Work instructions. Wherever the string "Winterweizen" occurs in a line of these records, report that line.

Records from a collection
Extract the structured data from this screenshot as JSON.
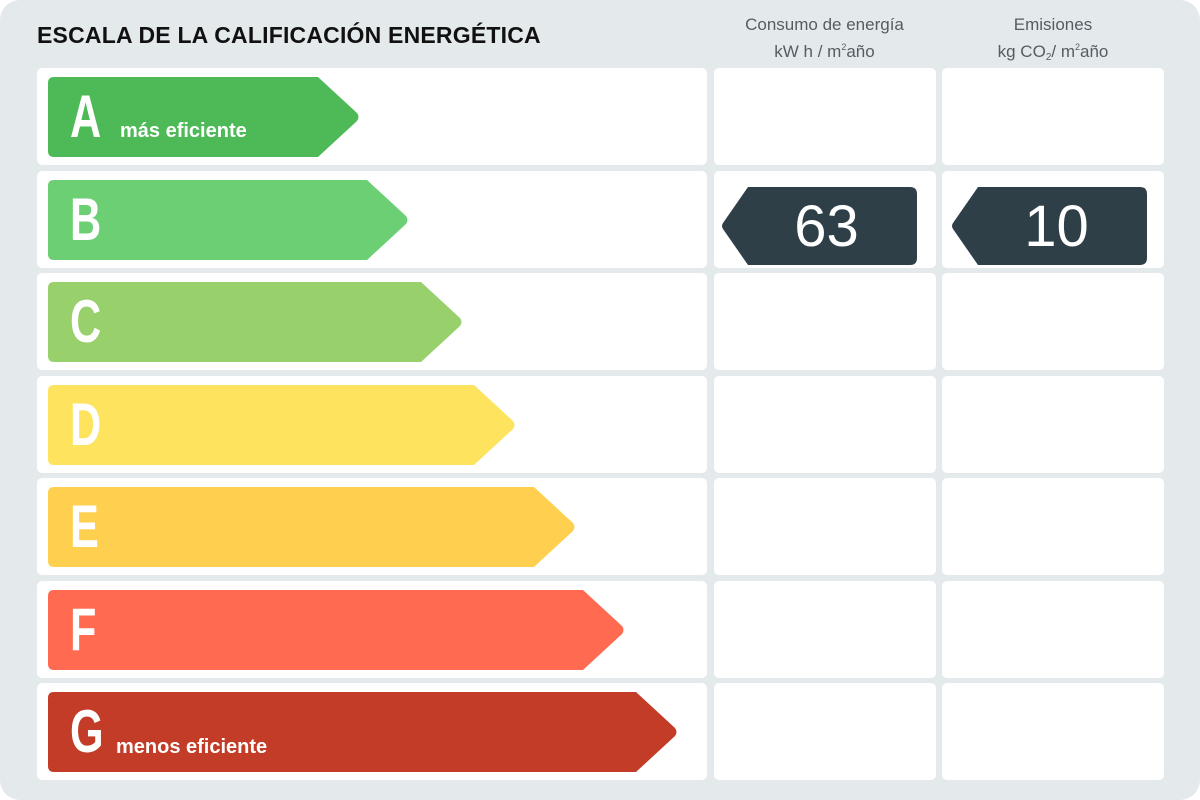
{
  "title": "ESCALA DE LA CALIFICACIÓN ENERGÉTICA",
  "columns": {
    "energy": {
      "line1": "Consumo de energía",
      "line2_prefix": "kW h / m",
      "sup": "2",
      "line2_suffix": "año"
    },
    "emissions": {
      "line1": "Emisiones",
      "line2_prefix": "kg CO",
      "sub": "2",
      "mid": "/ m",
      "sup": "2",
      "line2_suffix": "año"
    }
  },
  "rating": {
    "energy_value": "63",
    "emissions_value": "10",
    "energy_class": "B",
    "emissions_class": "B"
  },
  "classes": [
    {
      "letter": "A",
      "label": "más eficiente",
      "color": "#4dba57"
    },
    {
      "letter": "B",
      "label": "",
      "color": "#6dcf74"
    },
    {
      "letter": "C",
      "label": "",
      "color": "#98d16c"
    },
    {
      "letter": "D",
      "label": "",
      "color": "#fee35f"
    },
    {
      "letter": "E",
      "label": "",
      "color": "#ffd04f"
    },
    {
      "letter": "F",
      "label": "",
      "color": "#ff6a50"
    },
    {
      "letter": "G",
      "label": "menos eficiente",
      "color": "#c23c27"
    }
  ],
  "indicator_color": "#2e3f48"
}
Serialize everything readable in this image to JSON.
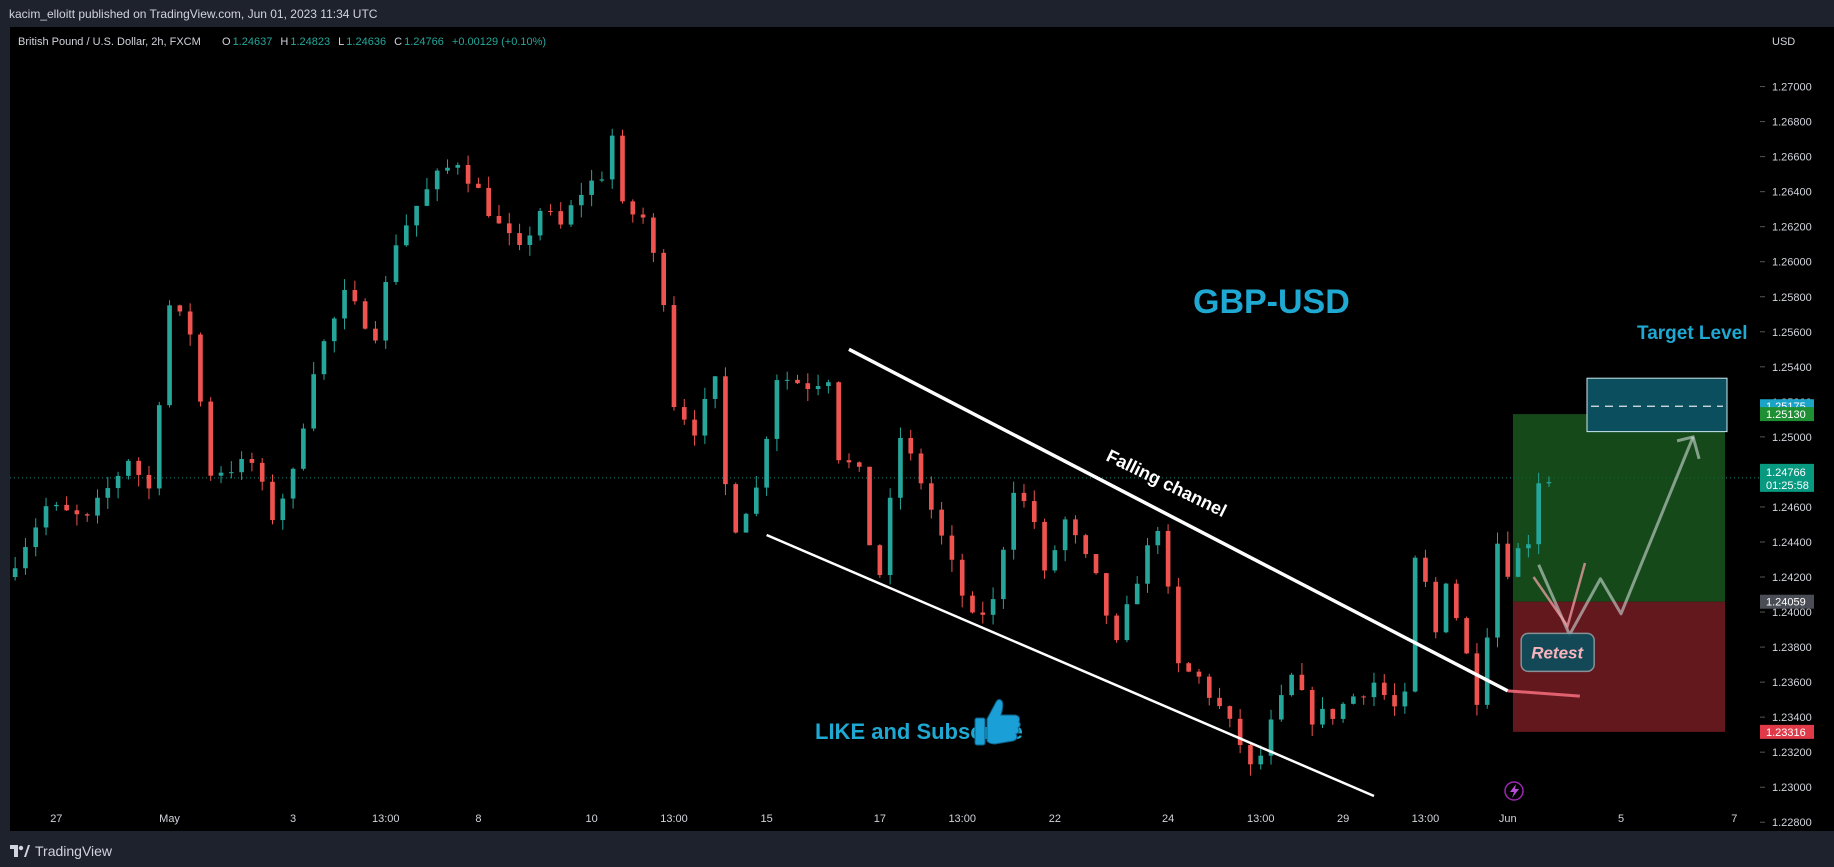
{
  "header": {
    "published_by": "kacim_elloitt published on TradingView.com, Jun 01, 2023 11:34 UTC"
  },
  "footer": {
    "brand": "TradingView"
  },
  "legend": {
    "symbol": "British Pound / U.S. Dollar, 2h, FXCM",
    "open_label": "O",
    "open": "1.24637",
    "high_label": "H",
    "high": "1.24823",
    "low_label": "L",
    "low": "1.24636",
    "close_label": "C",
    "close": "1.24766",
    "change": "+0.00129 (+0.10%)"
  },
  "annotations": {
    "title": "GBP-USD",
    "target_label": "Target Level",
    "channel_label": "Falling channel",
    "retest_label": "Retest",
    "cta": "LIKE and Subscribe"
  },
  "price_tags": {
    "upper_target": "1.25175",
    "target": "1.25130",
    "current": "1.24766",
    "countdown": "01:25:58",
    "entry": "1.24059",
    "stop": "1.23316"
  },
  "colors": {
    "background": "#000000",
    "up": "#26a69a",
    "down": "#ef5350",
    "accent": "#1fa8d1",
    "profit_zone": "#1b5e20",
    "loss_zone": "#6b1a1f"
  },
  "chart_data": {
    "type": "candlestick",
    "currency": "USD",
    "timeframe": "2h",
    "ylim": [
      1.2275,
      1.2734
    ],
    "y_ticks": [
      "1.27000",
      "1.26800",
      "1.26600",
      "1.26400",
      "1.26200",
      "1.26000",
      "1.25800",
      "1.25600",
      "1.25400",
      "1.25200",
      "1.25000",
      "1.24800",
      "1.24600",
      "1.24400",
      "1.24200",
      "1.24000",
      "1.23800",
      "1.23600",
      "1.23400",
      "1.23200",
      "1.23000",
      "1.22800"
    ],
    "x_ticks": [
      "27",
      "May",
      "3",
      "13:00",
      "8",
      "10",
      "13:00",
      "15",
      "17",
      "13:00",
      "22",
      "24",
      "13:00",
      "29",
      "13:00",
      "Jun",
      "5",
      "7"
    ],
    "x_index": [
      4,
      15,
      27,
      36,
      45,
      56,
      64,
      73,
      84,
      92,
      101,
      112,
      121,
      129,
      137,
      145,
      156,
      167
    ],
    "bars_total": 170,
    "path": [
      [
        0,
        1.242
      ],
      [
        4,
        1.246
      ],
      [
        8,
        1.2452
      ],
      [
        12,
        1.2488
      ],
      [
        14,
        1.247
      ],
      [
        16,
        1.2575
      ],
      [
        18,
        1.256
      ],
      [
        20,
        1.248
      ],
      [
        24,
        1.2485
      ],
      [
        26,
        1.2455
      ],
      [
        28,
        1.2478
      ],
      [
        30,
        1.254
      ],
      [
        33,
        1.258
      ],
      [
        36,
        1.256
      ],
      [
        38,
        1.2612
      ],
      [
        40,
        1.2632
      ],
      [
        42,
        1.2648
      ],
      [
        44,
        1.2658
      ],
      [
        46,
        1.264
      ],
      [
        48,
        1.262
      ],
      [
        50,
        1.2605
      ],
      [
        52,
        1.263
      ],
      [
        54,
        1.262
      ],
      [
        56,
        1.264
      ],
      [
        58,
        1.265
      ],
      [
        59,
        1.2672
      ],
      [
        60,
        1.263
      ],
      [
        62,
        1.2625
      ],
      [
        64,
        1.258
      ],
      [
        65,
        1.252
      ],
      [
        67,
        1.2505
      ],
      [
        69,
        1.253
      ],
      [
        70,
        1.2472
      ],
      [
        71,
        1.245
      ],
      [
        73,
        1.247
      ],
      [
        75,
        1.2535
      ],
      [
        78,
        1.253
      ],
      [
        80,
        1.2535
      ],
      [
        81,
        1.249
      ],
      [
        83,
        1.2478
      ],
      [
        84,
        1.244
      ],
      [
        85,
        1.2422
      ],
      [
        87,
        1.25
      ],
      [
        89,
        1.2475
      ],
      [
        91,
        1.2442
      ],
      [
        93,
        1.241
      ],
      [
        94,
        1.2395
      ],
      [
        96,
        1.2405
      ],
      [
        98,
        1.2472
      ],
      [
        100,
        1.2452
      ],
      [
        101,
        1.242
      ],
      [
        103,
        1.2452
      ],
      [
        106,
        1.2418
      ],
      [
        108,
        1.238
      ],
      [
        110,
        1.242
      ],
      [
        112,
        1.245
      ],
      [
        113,
        1.241
      ],
      [
        114,
        1.2368
      ],
      [
        116,
        1.2362
      ],
      [
        118,
        1.2345
      ],
      [
        120,
        1.2325
      ],
      [
        121,
        1.231
      ],
      [
        122,
        1.2318
      ],
      [
        123,
        1.2335
      ],
      [
        125,
        1.2362
      ],
      [
        127,
        1.234
      ],
      [
        129,
        1.2342
      ],
      [
        131,
        1.2352
      ],
      [
        133,
        1.236
      ],
      [
        135,
        1.2345
      ],
      [
        136,
        1.235
      ],
      [
        137,
        1.2428
      ],
      [
        138,
        1.2415
      ],
      [
        139,
        1.2388
      ],
      [
        140,
        1.242
      ],
      [
        141,
        1.2398
      ],
      [
        143,
        1.2352
      ],
      [
        144,
        1.239
      ],
      [
        145,
        1.244
      ],
      [
        146,
        1.2425
      ],
      [
        147,
        1.2435
      ],
      [
        148,
        1.2442
      ],
      [
        149,
        1.2476
      ]
    ],
    "channel": {
      "upper": [
        [
          81,
          1.255
        ],
        [
          145,
          1.2355
        ]
      ],
      "lower": [
        [
          73,
          1.2444
        ],
        [
          132,
          1.2295
        ]
      ]
    },
    "target_box": {
      "top": 1.25335,
      "bottom": 1.2503,
      "level": 1.25175
    },
    "position": {
      "entry": 1.24059,
      "target": 1.2513,
      "stop": 1.23316
    }
  }
}
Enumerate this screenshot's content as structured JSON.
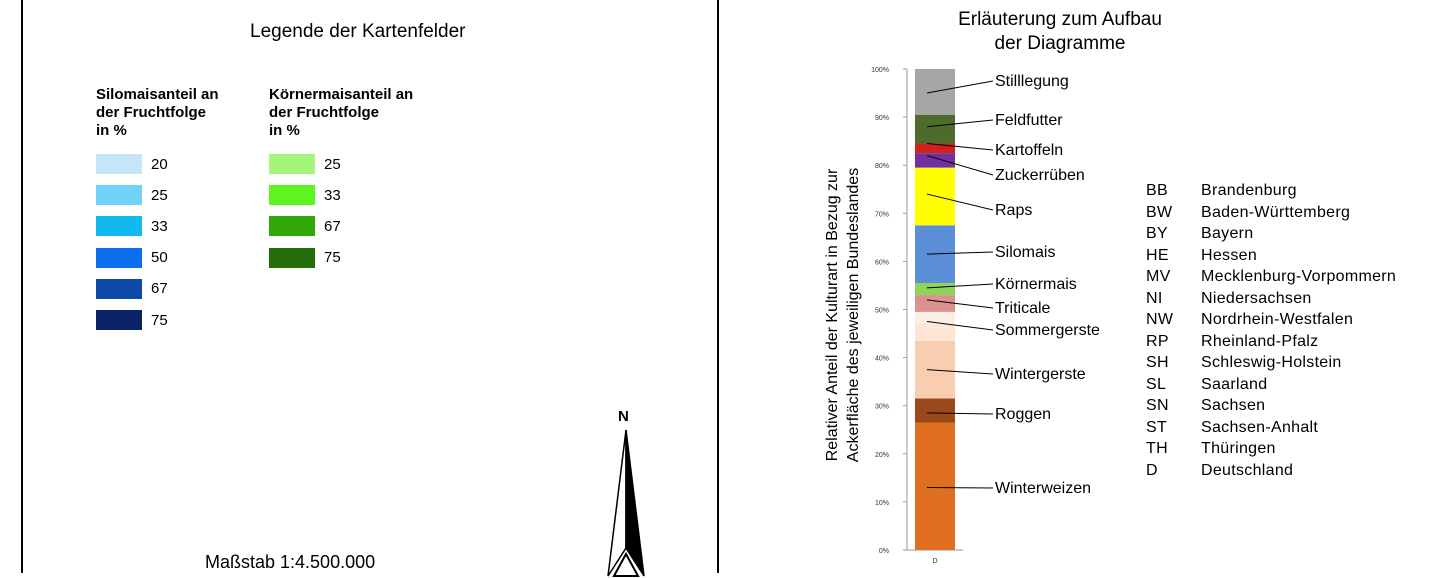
{
  "legend": {
    "title": "Legende der Kartenfelder",
    "silomais": {
      "heading": [
        "Silomaisanteil an",
        "der Fruchtfolge",
        "in %"
      ],
      "items": [
        {
          "label": "20",
          "color": "#c5e6f9"
        },
        {
          "label": "25",
          "color": "#6fd4f7"
        },
        {
          "label": "33",
          "color": "#13b8ee"
        },
        {
          "label": "50",
          "color": "#0d6ff0"
        },
        {
          "label": "67",
          "color": "#0c4aa6"
        },
        {
          "label": "75",
          "color": "#0b2468"
        }
      ]
    },
    "koernermais": {
      "heading": [
        "Körnermaisanteil an",
        "der Fruchtfolge",
        "in %"
      ],
      "items": [
        {
          "label": "25",
          "color": "#a4f57b"
        },
        {
          "label": "33",
          "color": "#5cf520"
        },
        {
          "label": "67",
          "color": "#31a80a"
        },
        {
          "label": "75",
          "color": "#266e0c"
        }
      ]
    },
    "scale": "Maßstab 1:4.500.000",
    "north": "N"
  },
  "chart_data": {
    "type": "bar",
    "title": "Erläuterung zum Aufbau der Diagramme",
    "title_lines": [
      "Erläuterung zum Aufbau",
      "der Diagramme"
    ],
    "ylabel_lines": [
      "Relativer Anteil der Kulturart in Bezug zur",
      "Ackerfläche des jeweiligen Bundeslandes"
    ],
    "categories": [
      "D"
    ],
    "ylim": [
      0,
      100
    ],
    "y_unit": "%",
    "yticks": [
      0,
      10,
      20,
      30,
      40,
      50,
      60,
      70,
      80,
      90,
      100
    ],
    "ytick_labels": [
      "0%",
      "10%",
      "20%",
      "30%",
      "40%",
      "50%",
      "60%",
      "70%",
      "80%",
      "90%",
      "100%"
    ],
    "stacked": true,
    "series": [
      {
        "name": "Winterweizen",
        "values": [
          26.5
        ],
        "color": "#e07020"
      },
      {
        "name": "Roggen",
        "values": [
          5
        ],
        "color": "#9a4a1a"
      },
      {
        "name": "Wintergerste",
        "values": [
          12
        ],
        "color": "#f9cdb0"
      },
      {
        "name": "Sommergerste",
        "values": [
          3.5
        ],
        "color": "#fde6d6"
      },
      {
        "name": "Triticale",
        "values": [
          2.5
        ],
        "color": "#fbeee4"
      },
      {
        "name": "Körnermais",
        "values": [
          3.5
        ],
        "color": "#dc9090"
      },
      {
        "name": "Silomais",
        "values": [
          2.5
        ],
        "color": "#8ed45a"
      },
      {
        "name": "Raps",
        "values": [
          12
        ],
        "color": "#5b8fd8"
      },
      {
        "name": "Zuckerrüben",
        "values": [
          12
        ],
        "color": "#ffff00"
      },
      {
        "name": "Kartoffeln",
        "values": [
          3
        ],
        "color": "#7030a0"
      },
      {
        "name": "Feldfutter",
        "values": [
          2
        ],
        "color": "#d02020"
      },
      {
        "name": "Stilllegung",
        "values": [
          6
        ],
        "color": "#4e6b2c"
      },
      {
        "name": "",
        "values": [
          9.5
        ],
        "color": "#a6a6a6"
      }
    ],
    "annotations": [
      {
        "label": "Stilllegung",
        "points_to": 95
      },
      {
        "label": "Feldfutter",
        "points_to": 88
      },
      {
        "label": "Kartoffeln",
        "points_to": 84.5
      },
      {
        "label": "Zuckerrüben",
        "points_to": 82
      },
      {
        "label": "Raps",
        "points_to": 74
      },
      {
        "label": "Silomais",
        "points_to": 61.5
      },
      {
        "label": "Körnermais",
        "points_to": 54.5
      },
      {
        "label": "Triticale",
        "points_to": 52
      },
      {
        "label": "Sommergerste",
        "points_to": 47.5
      },
      {
        "label": "Wintergerste",
        "points_to": 37.5
      },
      {
        "label": "Roggen",
        "points_to": 28.5
      },
      {
        "label": "Winterweizen",
        "points_to": 13
      }
    ]
  },
  "abbreviations": [
    {
      "code": "BB",
      "name": "Brandenburg"
    },
    {
      "code": "BW",
      "name": "Baden-Württemberg"
    },
    {
      "code": "BY",
      "name": "Bayern"
    },
    {
      "code": "HE",
      "name": "Hessen"
    },
    {
      "code": "MV",
      "name": "Mecklenburg-Vorpommern"
    },
    {
      "code": "NI",
      "name": "Niedersachsen"
    },
    {
      "code": "NW",
      "name": "Nordrhein-Westfalen"
    },
    {
      "code": "RP",
      "name": "Rheinland-Pfalz"
    },
    {
      "code": "SH",
      "name": "Schleswig-Holstein"
    },
    {
      "code": "SL",
      "name": "Saarland"
    },
    {
      "code": "SN",
      "name": "Sachsen"
    },
    {
      "code": "ST",
      "name": "Sachsen-Anhalt"
    },
    {
      "code": "TH",
      "name": "Thüringen"
    },
    {
      "code": "D",
      "name": "Deutschland"
    }
  ]
}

Task solution.
        "name": "Winterweizen",
        "label": "Winterweizen",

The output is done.